**Written instruction**
Isolate every line in the records below with "Combo" in it.

**Given data**
____________________
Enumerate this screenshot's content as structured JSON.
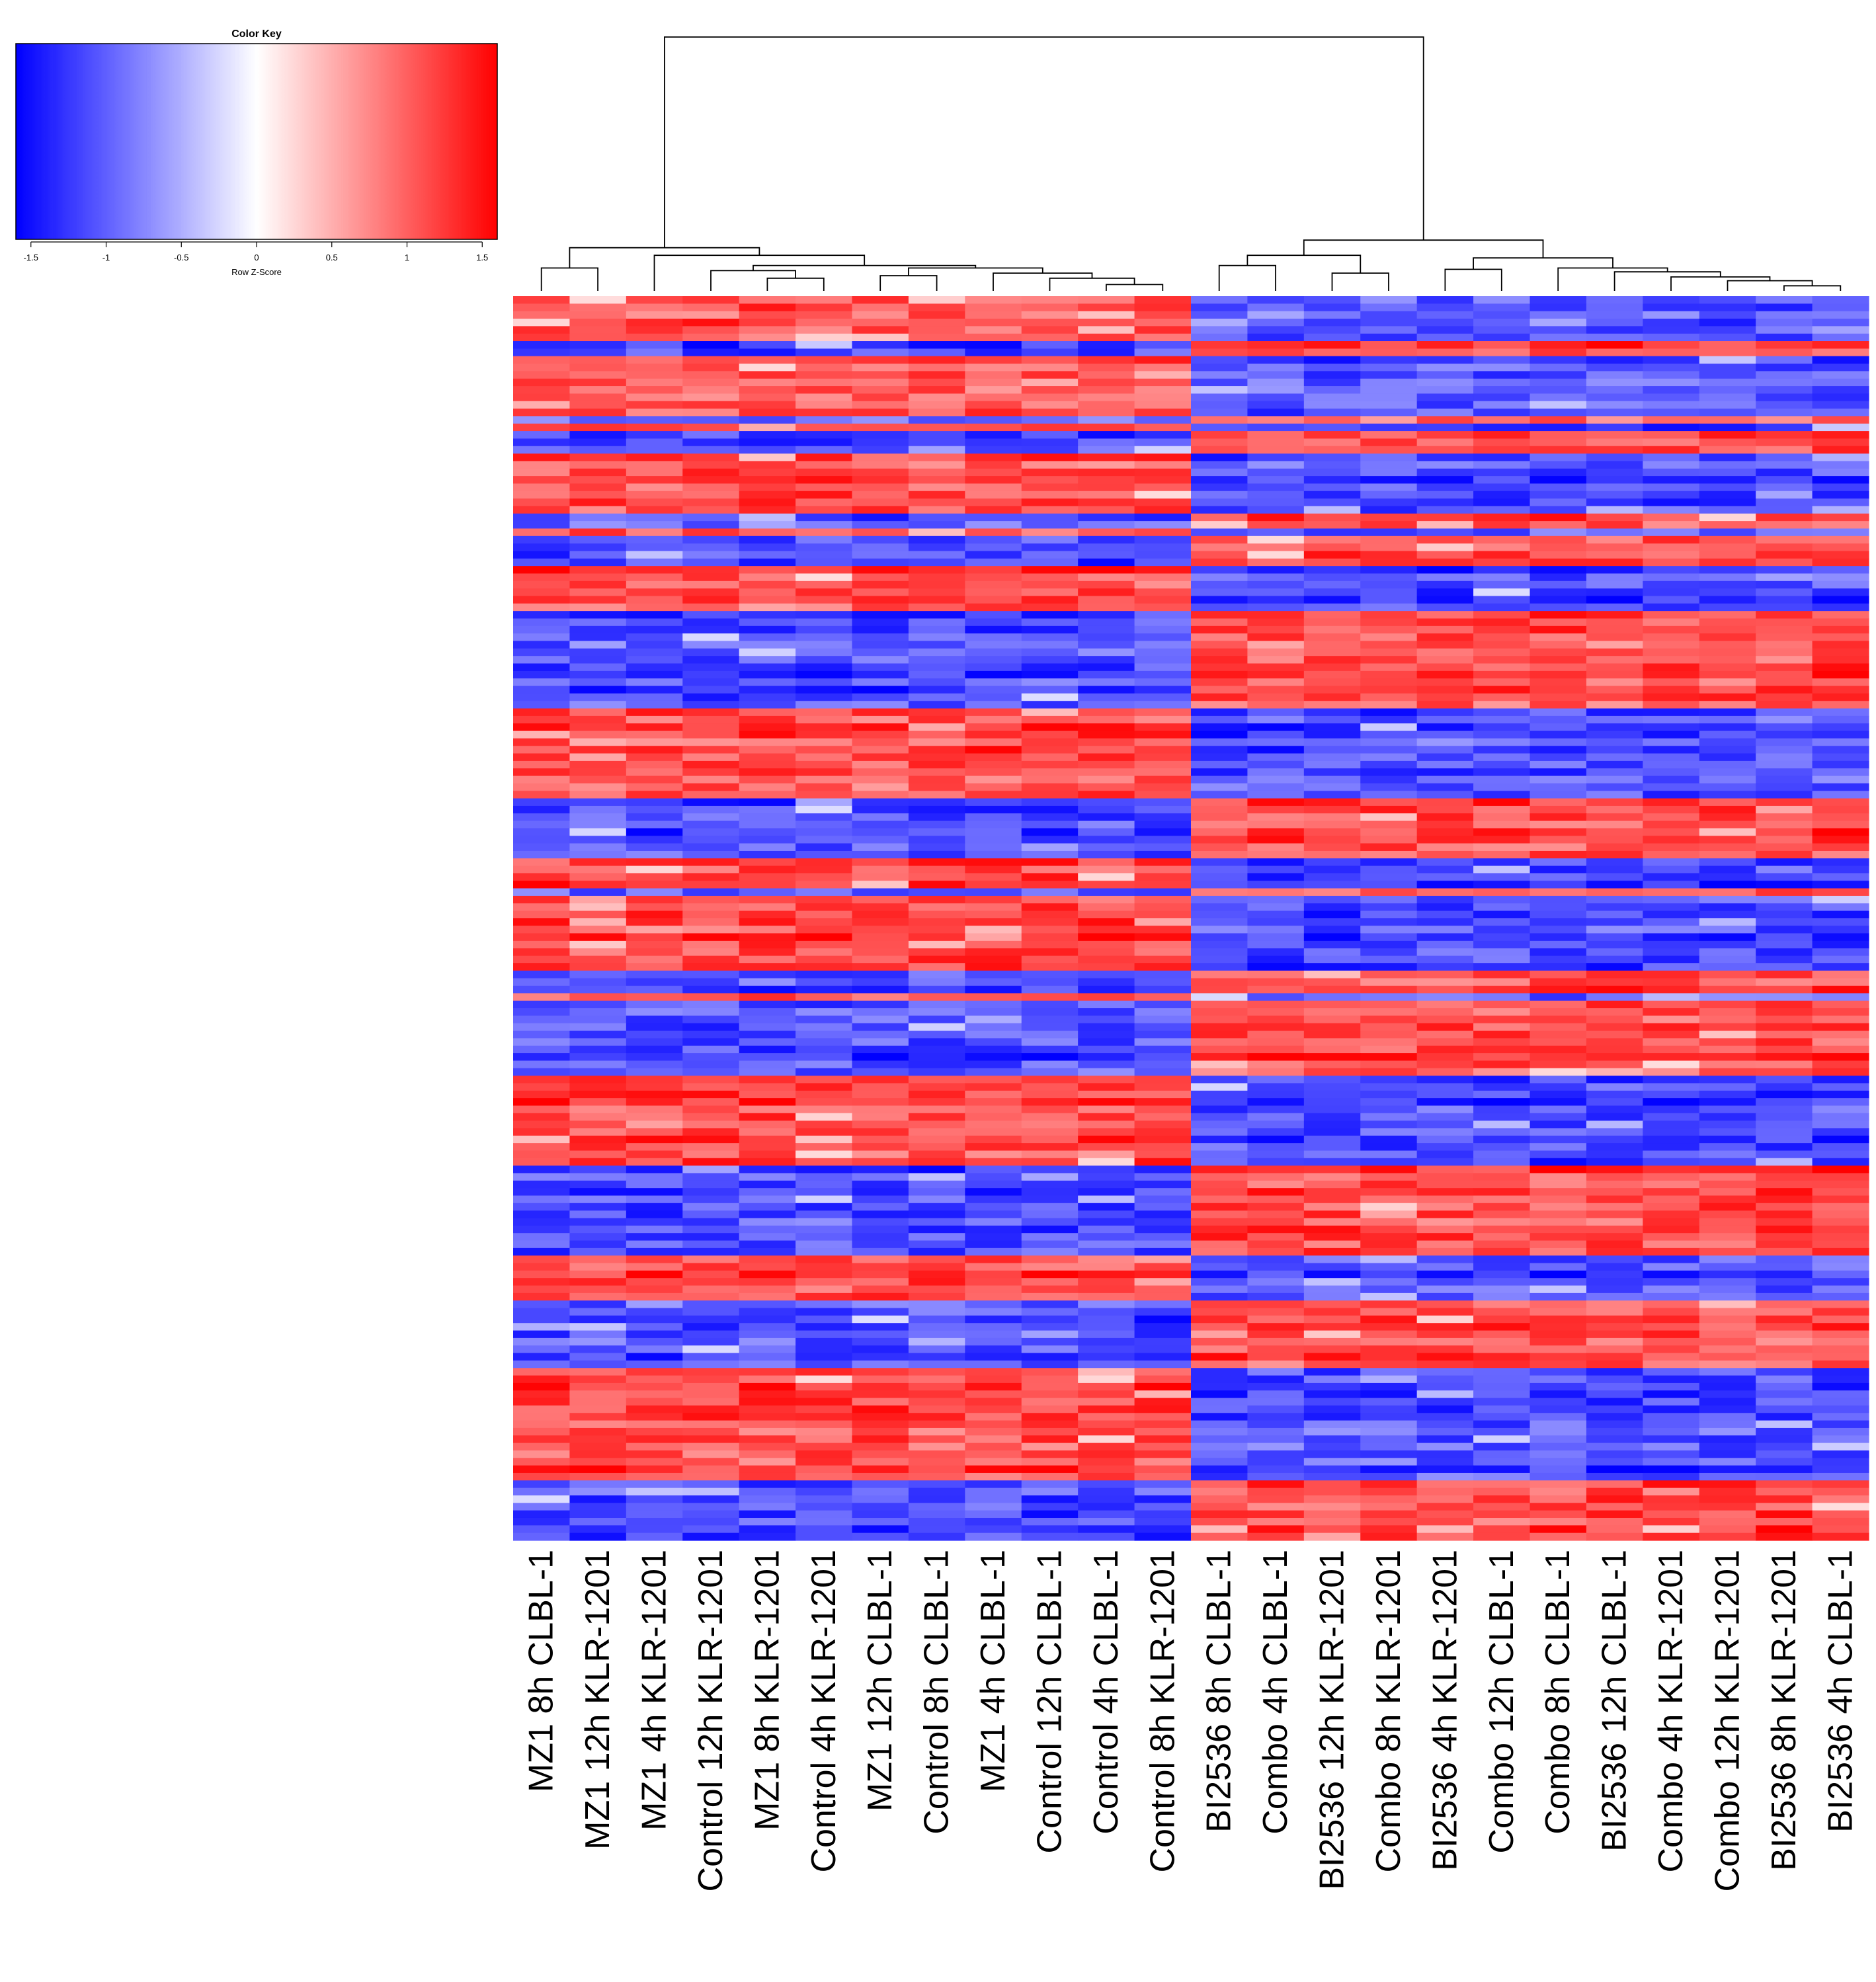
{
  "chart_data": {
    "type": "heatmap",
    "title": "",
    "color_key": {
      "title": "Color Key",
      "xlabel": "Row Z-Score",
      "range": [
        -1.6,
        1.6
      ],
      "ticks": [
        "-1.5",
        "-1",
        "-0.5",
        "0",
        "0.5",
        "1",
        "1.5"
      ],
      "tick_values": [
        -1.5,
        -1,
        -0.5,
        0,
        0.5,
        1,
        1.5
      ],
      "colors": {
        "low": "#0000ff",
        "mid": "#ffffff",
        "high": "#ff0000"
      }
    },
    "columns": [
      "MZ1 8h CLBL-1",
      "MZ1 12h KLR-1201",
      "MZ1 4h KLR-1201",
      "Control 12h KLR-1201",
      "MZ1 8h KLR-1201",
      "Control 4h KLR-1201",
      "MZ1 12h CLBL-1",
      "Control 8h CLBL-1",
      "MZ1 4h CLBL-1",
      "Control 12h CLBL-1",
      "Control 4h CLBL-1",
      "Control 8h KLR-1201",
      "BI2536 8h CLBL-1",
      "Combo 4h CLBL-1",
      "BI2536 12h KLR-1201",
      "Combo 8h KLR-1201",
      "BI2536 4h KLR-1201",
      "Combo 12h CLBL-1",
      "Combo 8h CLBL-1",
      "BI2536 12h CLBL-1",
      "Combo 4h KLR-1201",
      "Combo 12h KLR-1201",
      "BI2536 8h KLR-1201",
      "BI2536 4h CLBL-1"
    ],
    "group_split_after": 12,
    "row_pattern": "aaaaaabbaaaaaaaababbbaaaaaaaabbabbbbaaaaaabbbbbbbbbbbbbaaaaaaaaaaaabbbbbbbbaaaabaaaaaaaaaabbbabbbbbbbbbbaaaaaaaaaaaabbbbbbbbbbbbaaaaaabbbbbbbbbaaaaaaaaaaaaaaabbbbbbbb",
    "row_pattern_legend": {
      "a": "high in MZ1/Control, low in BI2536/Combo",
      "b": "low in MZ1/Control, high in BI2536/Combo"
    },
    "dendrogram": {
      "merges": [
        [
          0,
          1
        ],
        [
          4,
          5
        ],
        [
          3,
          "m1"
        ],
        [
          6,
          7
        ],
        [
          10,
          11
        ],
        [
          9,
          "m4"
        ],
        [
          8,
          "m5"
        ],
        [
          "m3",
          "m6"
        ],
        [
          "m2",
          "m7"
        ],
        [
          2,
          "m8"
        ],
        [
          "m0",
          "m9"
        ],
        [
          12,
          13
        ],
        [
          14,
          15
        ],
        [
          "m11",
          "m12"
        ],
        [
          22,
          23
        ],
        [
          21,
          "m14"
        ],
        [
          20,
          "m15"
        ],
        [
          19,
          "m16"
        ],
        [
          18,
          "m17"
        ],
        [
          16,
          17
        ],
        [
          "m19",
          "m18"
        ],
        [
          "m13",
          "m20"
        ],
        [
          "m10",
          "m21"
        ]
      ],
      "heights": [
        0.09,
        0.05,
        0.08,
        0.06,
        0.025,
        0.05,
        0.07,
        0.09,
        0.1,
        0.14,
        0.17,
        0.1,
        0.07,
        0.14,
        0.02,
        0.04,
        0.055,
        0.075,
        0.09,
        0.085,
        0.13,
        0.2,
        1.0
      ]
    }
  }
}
____________________
**Answer to this problem**
      "Combo 4h CLBL-1",
      "Combo 8h KLR-1201",
      "Combo 12h CLBL-1",
      "Combo 8h CLBL-1",
      "Combo 4h KLR-1201",
      "Combo 12h KLR-1201",
      "a": "high in MZ1/Control, low in BI2536/Combo",
      "b": "low in MZ1/Control, high in BI2536/Combo"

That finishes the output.